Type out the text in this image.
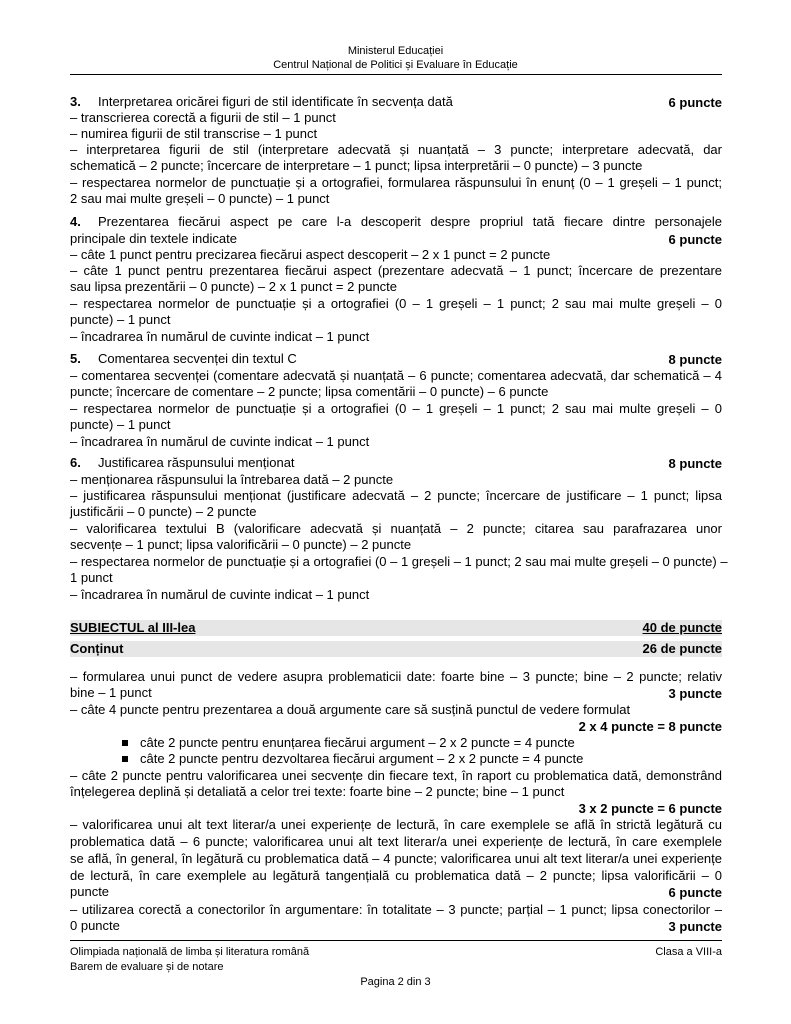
Ministerul Educației
Centrul Național de Politici și Evaluare în Educație
3. Interpretarea oricărei figuri de stil identificate în secvența dată	6 puncte
– transcrierea corectă a figurii de stil – 1 punct
– numirea figurii de stil transcrise – 1 punct
– interpretarea figurii de stil (interpretare adecvată și nuanțată – 3 puncte; interpretare adecvată, dar
schematică – 2 puncte; încercare de interpretare – 1 punct; lipsa interpretării – 0 puncte) – 3 puncte
– respectarea normelor de punctuație și a ortografiei, formularea răspunsului în enunț (0 – 1 greșeli – 1 punct;
2 sau mai multe greșeli – 0 puncte) – 1 punct
4. Prezentarea fiecărui aspect pe care l-a descoperit despre propriul tată fiecare dintre personajele
principale din textele indicate	6 puncte
– câte 1 punct pentru precizarea fiecărui aspect descoperit – 2 x 1 punct = 2 puncte
– câte 1 punct pentru prezentarea fiecărui aspect (prezentare adecvată – 1 punct; încercare de prezentare
sau lipsa prezentării – 0 puncte) – 2 x 1 punct = 2 puncte
– respectarea normelor de punctuație și a ortografiei (0 – 1 greșeli – 1 punct; 2 sau mai multe greșeli – 0
puncte) – 1 punct
– încadrarea în numărul de cuvinte indicat – 1 punct
5. Comentarea secvenței din textul C	8 puncte
– comentarea secvenței (comentare adecvată și nuanțată – 6 puncte; comentarea adecvată, dar schematică – 4
puncte; încercare de comentare – 2 puncte; lipsa comentării – 0 puncte) – 6 puncte
– respectarea normelor de punctuație și a ortografiei (0 – 1 greșeli – 1 punct; 2 sau mai multe greșeli – 0
puncte) – 1 punct
– încadrarea în numărul de cuvinte indicat – 1 punct
6. Justificarea răspunsului menționat	8 puncte
– menționarea răspunsului la întrebarea dată – 2 puncte
– justificarea răspunsului menționat (justificare adecvată – 2 puncte; încercare de justificare – 1 punct; lipsa
justificării – 0 puncte) – 2 puncte
– valorificarea textului B (valorificare adecvată și nuanțată – 2 puncte; citarea sau parafrazarea unor
secvențe – 1 punct; lipsa valorificării – 0 puncte) – 2 puncte
– respectarea normelor de punctuație și a ortografiei (0 – 1 greșeli – 1 punct; 2 sau mai multe greșeli – 0 puncte) –
1 punct
– încadrarea în numărul de cuvinte indicat – 1 punct
SUBIECTUL al III-lea	40 de puncte
Conținut	26 de puncte
– formularea unui punct de vedere asupra problematicii date: foarte bine – 3 puncte; bine – 2 puncte; relativ
bine – 1 punct	3 puncte
– câte 4 puncte pentru prezentarea a două argumente care să susțină punctul de vedere formulat
2 x 4 puncte = 8 puncte
câte 2 puncte pentru enunțarea fiecărui argument – 2 x 2 puncte = 4 puncte
câte 2 puncte pentru dezvoltarea fiecărui argument – 2 x 2 puncte = 4 puncte
– câte 2 puncte pentru valorificarea unei secvențe din fiecare text, în raport cu problematica dată, demonstrând
înțelegerea deplină și detaliată a celor trei texte: foarte bine – 2 puncte; bine – 1 punct
3 x 2 puncte = 6 puncte
– valorificarea unui alt text literar/a unei experiențe de lectură, în care exemplele se află în strictă legătură cu
problematica dată – 6 puncte; valorificarea unui alt text literar/a unei experiențe de lectură, în care exemplele
se află, în general, în legătură cu problematica dată – 4 puncte; valorificarea unui alt text literar/a unei experiențe
de lectură, în care exemplele au legătură tangențială cu problematica dată – 2 puncte; lipsa valorificării – 0
puncte	6 puncte
– utilizarea corectă a conectorilor în argumentare: în totalitate – 3 puncte; parțial – 1 punct; lipsa conectorilor –
0 puncte	3 puncte
Olimpiada națională de limba și literatura română	Clasa a VIII-a
Barem de evaluare și de notare
Pagina 2 din 3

#### What this task involves:
Pull out all lines in the data above that include "greșeli".

#### Full response:
– respectarea normelor de punctuație și a ortografiei, formularea răspunsului în enunț (0 – 1 greșeli – 1 punct;
2 sau mai multe greșeli – 0 puncte) – 1 punct
– respectarea normelor de punctuație și a ortografiei (0 – 1 greșeli – 1 punct; 2 sau mai multe greșeli – 0
– respectarea normelor de punctuație și a ortografiei (0 – 1 greșeli – 1 punct; 2 sau mai multe greșeli – 0
– respectarea normelor de punctuație și a ortografiei (0 – 1 greșeli – 1 punct; 2 sau mai multe greșeli – 0 puncte) –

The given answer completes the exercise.